[Data extracted from a collection]
++++++

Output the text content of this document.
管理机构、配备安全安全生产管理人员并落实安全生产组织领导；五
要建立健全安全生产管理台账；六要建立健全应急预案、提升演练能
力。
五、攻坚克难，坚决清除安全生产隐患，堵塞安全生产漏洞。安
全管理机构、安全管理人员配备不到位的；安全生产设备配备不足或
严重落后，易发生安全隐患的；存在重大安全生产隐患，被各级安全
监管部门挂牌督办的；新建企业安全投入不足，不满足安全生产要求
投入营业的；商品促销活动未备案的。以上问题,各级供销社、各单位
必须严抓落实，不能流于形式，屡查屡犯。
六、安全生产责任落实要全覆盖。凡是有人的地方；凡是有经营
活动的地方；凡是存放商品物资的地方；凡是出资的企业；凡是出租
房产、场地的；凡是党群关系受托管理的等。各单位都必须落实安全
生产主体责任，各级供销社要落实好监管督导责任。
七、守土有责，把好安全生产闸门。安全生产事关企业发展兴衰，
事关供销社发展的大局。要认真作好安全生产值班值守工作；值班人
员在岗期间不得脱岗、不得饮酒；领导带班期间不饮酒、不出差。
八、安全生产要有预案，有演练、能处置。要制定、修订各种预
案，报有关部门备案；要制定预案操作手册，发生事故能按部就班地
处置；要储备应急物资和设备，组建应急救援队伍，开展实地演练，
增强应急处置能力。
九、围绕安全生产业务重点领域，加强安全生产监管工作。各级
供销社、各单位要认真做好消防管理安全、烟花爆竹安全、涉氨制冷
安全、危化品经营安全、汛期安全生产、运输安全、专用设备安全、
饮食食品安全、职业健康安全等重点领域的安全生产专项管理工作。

++++++

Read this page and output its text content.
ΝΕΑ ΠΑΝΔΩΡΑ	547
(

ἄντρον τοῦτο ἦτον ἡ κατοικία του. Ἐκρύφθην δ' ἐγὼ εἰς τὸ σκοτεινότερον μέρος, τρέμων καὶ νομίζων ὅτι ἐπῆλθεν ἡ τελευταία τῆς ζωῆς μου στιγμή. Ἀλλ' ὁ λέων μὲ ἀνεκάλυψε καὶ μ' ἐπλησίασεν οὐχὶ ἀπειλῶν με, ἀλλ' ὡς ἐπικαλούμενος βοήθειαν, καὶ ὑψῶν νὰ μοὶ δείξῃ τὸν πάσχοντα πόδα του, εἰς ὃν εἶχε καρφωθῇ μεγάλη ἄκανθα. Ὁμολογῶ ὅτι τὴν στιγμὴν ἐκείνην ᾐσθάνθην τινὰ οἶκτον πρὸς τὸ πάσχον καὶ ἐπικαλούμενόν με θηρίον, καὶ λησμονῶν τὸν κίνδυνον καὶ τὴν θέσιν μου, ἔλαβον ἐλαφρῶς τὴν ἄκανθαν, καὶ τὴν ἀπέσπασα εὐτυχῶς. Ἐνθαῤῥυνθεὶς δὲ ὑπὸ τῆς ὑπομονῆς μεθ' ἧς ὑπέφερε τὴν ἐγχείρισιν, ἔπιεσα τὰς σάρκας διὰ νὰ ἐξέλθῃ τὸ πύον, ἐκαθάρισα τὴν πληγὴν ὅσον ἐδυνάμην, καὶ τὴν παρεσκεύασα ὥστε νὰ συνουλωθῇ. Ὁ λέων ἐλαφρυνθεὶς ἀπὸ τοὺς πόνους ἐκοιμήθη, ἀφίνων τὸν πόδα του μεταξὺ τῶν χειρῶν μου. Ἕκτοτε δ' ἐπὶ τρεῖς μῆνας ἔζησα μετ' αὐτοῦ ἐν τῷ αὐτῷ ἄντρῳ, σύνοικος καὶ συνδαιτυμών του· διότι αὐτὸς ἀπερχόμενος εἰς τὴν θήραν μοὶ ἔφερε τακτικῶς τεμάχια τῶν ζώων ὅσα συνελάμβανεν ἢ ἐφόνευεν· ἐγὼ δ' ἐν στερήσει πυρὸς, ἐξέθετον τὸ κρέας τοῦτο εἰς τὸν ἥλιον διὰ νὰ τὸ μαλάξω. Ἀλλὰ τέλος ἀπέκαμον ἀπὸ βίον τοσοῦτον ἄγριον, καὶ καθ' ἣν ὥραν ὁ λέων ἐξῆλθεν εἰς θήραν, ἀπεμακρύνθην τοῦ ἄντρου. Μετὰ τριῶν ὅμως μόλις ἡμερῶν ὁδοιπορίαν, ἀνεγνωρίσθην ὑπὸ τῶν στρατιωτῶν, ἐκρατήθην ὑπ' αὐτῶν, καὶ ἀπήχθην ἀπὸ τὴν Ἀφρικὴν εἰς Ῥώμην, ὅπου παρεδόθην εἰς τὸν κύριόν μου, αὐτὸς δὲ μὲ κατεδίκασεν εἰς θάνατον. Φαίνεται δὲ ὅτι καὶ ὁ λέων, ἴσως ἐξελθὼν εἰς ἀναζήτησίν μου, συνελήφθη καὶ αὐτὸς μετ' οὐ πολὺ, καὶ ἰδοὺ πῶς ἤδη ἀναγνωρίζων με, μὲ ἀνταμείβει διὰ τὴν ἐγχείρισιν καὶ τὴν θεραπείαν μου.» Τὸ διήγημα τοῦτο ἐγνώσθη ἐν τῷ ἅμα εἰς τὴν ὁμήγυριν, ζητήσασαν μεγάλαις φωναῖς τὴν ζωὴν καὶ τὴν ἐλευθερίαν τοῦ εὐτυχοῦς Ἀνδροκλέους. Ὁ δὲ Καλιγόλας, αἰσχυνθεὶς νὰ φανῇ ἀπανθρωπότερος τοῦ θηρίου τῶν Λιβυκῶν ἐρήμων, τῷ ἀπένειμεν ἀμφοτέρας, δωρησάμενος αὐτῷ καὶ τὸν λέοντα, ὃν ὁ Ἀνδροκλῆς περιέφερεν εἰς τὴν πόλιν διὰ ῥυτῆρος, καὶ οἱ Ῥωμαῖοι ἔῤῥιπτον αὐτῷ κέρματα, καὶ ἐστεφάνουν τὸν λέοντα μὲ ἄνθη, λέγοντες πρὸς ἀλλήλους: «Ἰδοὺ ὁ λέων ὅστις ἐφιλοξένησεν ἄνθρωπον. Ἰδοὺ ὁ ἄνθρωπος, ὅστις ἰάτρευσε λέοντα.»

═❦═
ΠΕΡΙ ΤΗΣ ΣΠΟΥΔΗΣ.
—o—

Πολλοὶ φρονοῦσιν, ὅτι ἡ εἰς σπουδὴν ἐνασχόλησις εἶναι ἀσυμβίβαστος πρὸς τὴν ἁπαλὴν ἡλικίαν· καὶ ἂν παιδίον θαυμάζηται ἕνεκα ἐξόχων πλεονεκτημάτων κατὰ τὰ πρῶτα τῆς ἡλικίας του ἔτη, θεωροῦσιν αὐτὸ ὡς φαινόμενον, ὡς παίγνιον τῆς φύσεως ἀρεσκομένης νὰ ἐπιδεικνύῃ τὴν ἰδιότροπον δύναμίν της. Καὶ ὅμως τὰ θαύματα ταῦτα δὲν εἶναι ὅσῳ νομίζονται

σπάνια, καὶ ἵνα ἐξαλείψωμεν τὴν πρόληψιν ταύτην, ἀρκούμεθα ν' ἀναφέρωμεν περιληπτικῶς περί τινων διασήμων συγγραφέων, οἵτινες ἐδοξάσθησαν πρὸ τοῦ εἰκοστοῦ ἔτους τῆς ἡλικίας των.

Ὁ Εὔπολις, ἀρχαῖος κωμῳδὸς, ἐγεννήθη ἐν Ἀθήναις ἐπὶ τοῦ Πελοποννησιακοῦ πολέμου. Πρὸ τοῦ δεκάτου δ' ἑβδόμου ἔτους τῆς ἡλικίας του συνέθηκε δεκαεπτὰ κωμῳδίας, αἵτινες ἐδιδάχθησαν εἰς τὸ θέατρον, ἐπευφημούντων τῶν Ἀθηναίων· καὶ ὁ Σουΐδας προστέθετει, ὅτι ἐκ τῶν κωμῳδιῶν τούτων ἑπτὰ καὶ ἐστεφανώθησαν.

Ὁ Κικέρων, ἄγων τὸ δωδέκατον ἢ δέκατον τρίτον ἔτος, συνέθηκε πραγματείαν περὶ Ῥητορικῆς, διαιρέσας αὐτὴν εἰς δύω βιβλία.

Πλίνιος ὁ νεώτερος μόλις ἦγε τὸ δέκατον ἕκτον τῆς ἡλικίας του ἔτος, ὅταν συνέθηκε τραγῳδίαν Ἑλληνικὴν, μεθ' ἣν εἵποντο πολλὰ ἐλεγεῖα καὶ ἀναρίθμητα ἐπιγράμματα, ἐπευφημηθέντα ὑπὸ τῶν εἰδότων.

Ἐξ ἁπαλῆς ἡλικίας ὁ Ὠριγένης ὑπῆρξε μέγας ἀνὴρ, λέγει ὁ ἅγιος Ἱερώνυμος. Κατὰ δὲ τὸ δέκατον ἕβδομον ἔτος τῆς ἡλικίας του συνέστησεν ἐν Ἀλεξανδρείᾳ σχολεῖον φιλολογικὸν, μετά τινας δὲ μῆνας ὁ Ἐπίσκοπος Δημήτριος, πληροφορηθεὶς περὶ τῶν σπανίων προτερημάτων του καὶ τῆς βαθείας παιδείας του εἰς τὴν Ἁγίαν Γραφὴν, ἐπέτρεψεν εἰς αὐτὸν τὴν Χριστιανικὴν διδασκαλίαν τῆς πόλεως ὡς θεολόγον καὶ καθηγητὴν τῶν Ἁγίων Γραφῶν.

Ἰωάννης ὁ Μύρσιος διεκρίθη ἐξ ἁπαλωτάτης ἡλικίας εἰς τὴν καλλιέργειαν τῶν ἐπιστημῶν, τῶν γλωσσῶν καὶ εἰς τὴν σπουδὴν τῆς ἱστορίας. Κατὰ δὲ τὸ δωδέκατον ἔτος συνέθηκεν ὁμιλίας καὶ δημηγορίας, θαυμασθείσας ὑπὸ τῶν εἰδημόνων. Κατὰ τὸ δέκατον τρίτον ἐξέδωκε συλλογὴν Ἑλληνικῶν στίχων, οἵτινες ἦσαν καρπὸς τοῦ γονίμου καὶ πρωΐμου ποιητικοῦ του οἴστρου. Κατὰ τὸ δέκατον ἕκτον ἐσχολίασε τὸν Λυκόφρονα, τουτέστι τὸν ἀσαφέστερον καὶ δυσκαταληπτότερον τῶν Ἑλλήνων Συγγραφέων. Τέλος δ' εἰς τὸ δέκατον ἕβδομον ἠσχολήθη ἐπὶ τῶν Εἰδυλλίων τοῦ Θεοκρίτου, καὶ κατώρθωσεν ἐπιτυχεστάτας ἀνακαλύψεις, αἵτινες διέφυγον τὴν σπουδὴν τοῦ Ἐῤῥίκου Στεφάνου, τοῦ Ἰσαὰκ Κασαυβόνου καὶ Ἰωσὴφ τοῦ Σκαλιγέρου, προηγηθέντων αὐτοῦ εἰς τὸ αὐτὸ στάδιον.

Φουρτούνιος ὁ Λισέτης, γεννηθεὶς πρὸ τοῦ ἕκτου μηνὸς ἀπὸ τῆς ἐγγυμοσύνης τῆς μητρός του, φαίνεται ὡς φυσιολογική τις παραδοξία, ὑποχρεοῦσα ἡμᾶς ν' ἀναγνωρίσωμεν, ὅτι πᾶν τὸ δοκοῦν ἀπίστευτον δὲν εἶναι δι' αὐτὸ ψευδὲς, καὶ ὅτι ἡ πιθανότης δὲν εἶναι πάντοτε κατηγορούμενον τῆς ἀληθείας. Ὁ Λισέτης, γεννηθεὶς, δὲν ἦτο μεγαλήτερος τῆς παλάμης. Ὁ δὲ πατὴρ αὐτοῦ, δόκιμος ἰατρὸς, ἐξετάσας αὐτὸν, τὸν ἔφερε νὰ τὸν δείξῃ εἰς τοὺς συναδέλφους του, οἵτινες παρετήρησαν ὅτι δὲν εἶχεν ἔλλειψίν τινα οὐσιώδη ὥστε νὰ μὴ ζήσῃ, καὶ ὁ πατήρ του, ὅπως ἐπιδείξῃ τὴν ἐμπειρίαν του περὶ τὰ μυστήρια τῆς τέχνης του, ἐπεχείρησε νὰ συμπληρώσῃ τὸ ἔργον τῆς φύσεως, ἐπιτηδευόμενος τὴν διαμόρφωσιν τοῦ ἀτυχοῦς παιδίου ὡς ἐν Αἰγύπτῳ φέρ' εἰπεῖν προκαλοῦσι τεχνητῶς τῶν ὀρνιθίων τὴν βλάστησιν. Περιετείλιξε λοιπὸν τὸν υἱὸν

++++++

▶ _Short task_: Where a line in the entries holds "αἵτινες", copy that line.

▶ _Task output_:
Ὁ Εὔπολις, ἀρχαῖος κωμῳδὸς, ἐγεννήθη ἐν Ἀθήναις ἐπὶ τοῦ Πελοποννησιακοῦ πολέμου. Πρὸ τοῦ δεκάτου δ' ἑβδόμου ἔτους τῆς ἡλικίας του συνέθηκε δεκαεπτὰ κωμῳδίας, αἵτινες ἐδιδάχθησαν εἰς τὸ θέατρον, ἐπευφημούντων τῶν Ἀθηναίων· καὶ ὁ Σουΐδας προστέθετει, ὅτι ἐκ τῶν κωμῳδιῶν τούτων ἑπτὰ καὶ ἐστεφανώθησαν.
Ἰωάννης ὁ Μύρσιος διεκρίθη ἐξ ἁπαλωτάτης ἡλικίας εἰς τὴν καλλιέργειαν τῶν ἐπιστημῶν, τῶν γλωσσῶν καὶ εἰς τὴν σπουδὴν τῆς ἱστορίας. Κατὰ δὲ τὸ δωδέκατον ἔτος συνέθηκεν ὁμιλίας καὶ δημηγορίας, θαυμασθείσας ὑπὸ τῶν εἰδημόνων. Κατὰ τὸ δέκατον τρίτον ἐξέδωκε συλλογὴν Ἑλληνικῶν στίχων, οἵτινες ἦσαν καρπὸς τοῦ γονίμου καὶ πρωΐμου ποιητικοῦ του οἴστρου. Κατὰ τὸ δέκατον ἕκτον ἐσχολίασε τὸν Λυκόφρονα, τουτέστι τὸν ἀσαφέστερον καὶ δυσκαταληπτότερον τῶν Ἑλλήνων Συγγραφέων. Τέλος δ' εἰς τὸ δέκατον ἕβδομον ἠσχολήθη ἐπὶ τῶν Εἰδυλλίων τοῦ Θεοκρίτου, καὶ κατώρθωσεν ἐπιτυχεστάτας ἀνακαλύψεις, αἵτινες διέφυγον τὴν σπουδὴν τοῦ Ἐῤῥίκου Στεφάνου, τοῦ Ἰσαὰκ Κασαυβόνου καὶ Ἰωσὴφ τοῦ Σκαλιγέρου, προηγηθέντων αὐτοῦ εἰς τὸ αὐτὸ στάδιον.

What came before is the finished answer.